**Stored data**
:::::

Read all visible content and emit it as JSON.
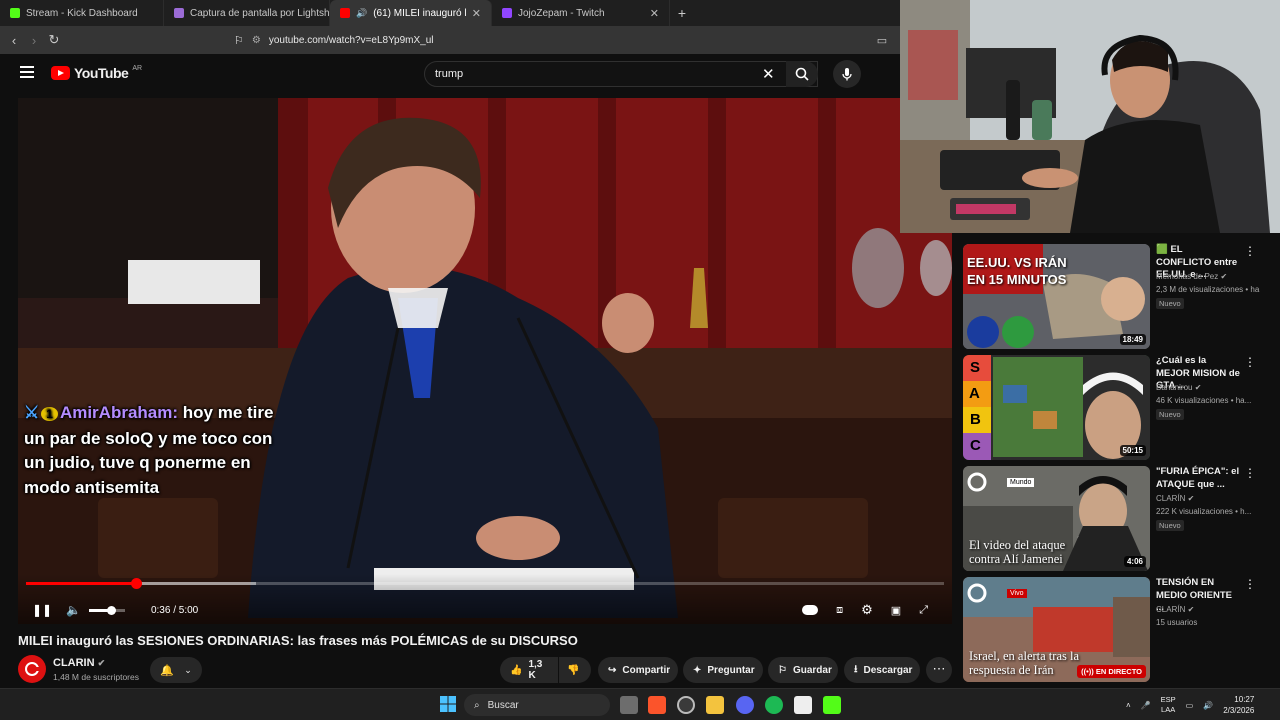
{
  "browser": {
    "tabs": [
      {
        "label": "Stream - Kick Dashboard",
        "icon": "kick-icon",
        "color": "#53fc18",
        "active": false
      },
      {
        "label": "Captura de pantalla por Lightshot",
        "icon": "feather-icon",
        "color": "#9b6bd6",
        "active": false
      },
      {
        "label": "(61) MILEI inauguró las SESIO",
        "icon": "youtube-icon",
        "color": "#ff0000",
        "active": true
      },
      {
        "label": "JojoZepam - Twitch",
        "icon": "twitch-icon",
        "color": "#9146ff",
        "active": false
      }
    ],
    "new_tab": "+",
    "url": "youtube.com/watch?v=eL8Yp9mX_ul"
  },
  "youtube": {
    "logo_text": "YouTube",
    "country": "AR",
    "search_value": "trump"
  },
  "player": {
    "time": "0:36 / 5:00",
    "played_fraction": 0.12,
    "buffered_fraction": 0.25,
    "volume_fraction": 0.6,
    "chat": {
      "user": "AmirAbraham:",
      "badge": "1",
      "message": " hoy me tire un par de soloQ y me toco con un judio, tuve q ponerme en modo antisemita"
    }
  },
  "video": {
    "title": "MILEI inauguró las SESIONES ORDINARIAS: las frases más POLÉMICAS de su DISCURSO",
    "channel": "CLARIN",
    "subscribers": "1,48 M de suscriptores",
    "likes": "1,3 K",
    "actions": {
      "share": "Compartir",
      "ask": "Preguntar",
      "save": "Guardar",
      "download": "Descargar"
    }
  },
  "recommendations": [
    {
      "title": "🟩 EL CONFLICTO entre EE.UU. e ...",
      "channel": "Memorias de Pez",
      "views": "2,3 M de visualizaciones • ha",
      "badge": "Nuevo",
      "duration": "18:49",
      "thumb_text": "EE.UU. VS IRÁN EN 15 MINUTOS"
    },
    {
      "title": "¿Cuál es la MEJOR MISION de GTA ...",
      "channel": "Bananirou",
      "views": "46 K visualizaciones • ha...",
      "badge": "Nuevo",
      "duration": "50:15",
      "tier_letters": [
        "S",
        "A",
        "B",
        "C"
      ]
    },
    {
      "title": "\"FURIA ÉPICA\": el ATAQUE que ...",
      "channel": "CLARÍN",
      "views": "222 K visualizaciones • h...",
      "badge": "Nuevo",
      "duration": "4:06",
      "thumb_tag": "Mundo",
      "thumb_text": "El video del ataque contra Alí Jamenei"
    },
    {
      "title": "TENSIÓN EN MEDIO ORIENTE ...",
      "channel": "CLARÍN",
      "views": "15 usuarios",
      "badge": "",
      "live": "EN DIRECTO",
      "thumb_tag": "Vivo",
      "thumb_text": "Israel, en alerta tras la respuesta de Irán"
    }
  ],
  "taskbar": {
    "search_label": "Buscar",
    "lang_top": "ESP",
    "lang_bottom": "LAA",
    "time": "10:27",
    "date": "2/3/2026"
  },
  "colors": {
    "accent": "#ff0000",
    "chat_username": "#b48cff",
    "live": "#cc0000"
  }
}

:::::

**Goal**
Return the lines of the records that include the string "channel".

**Solution to this problem**
    "channel": "CLARIN",
      "channel": "Memorias de Pez",
      "channel": "Bananirou",
      "channel": "CLARÍN",
      "channel": "CLARÍN",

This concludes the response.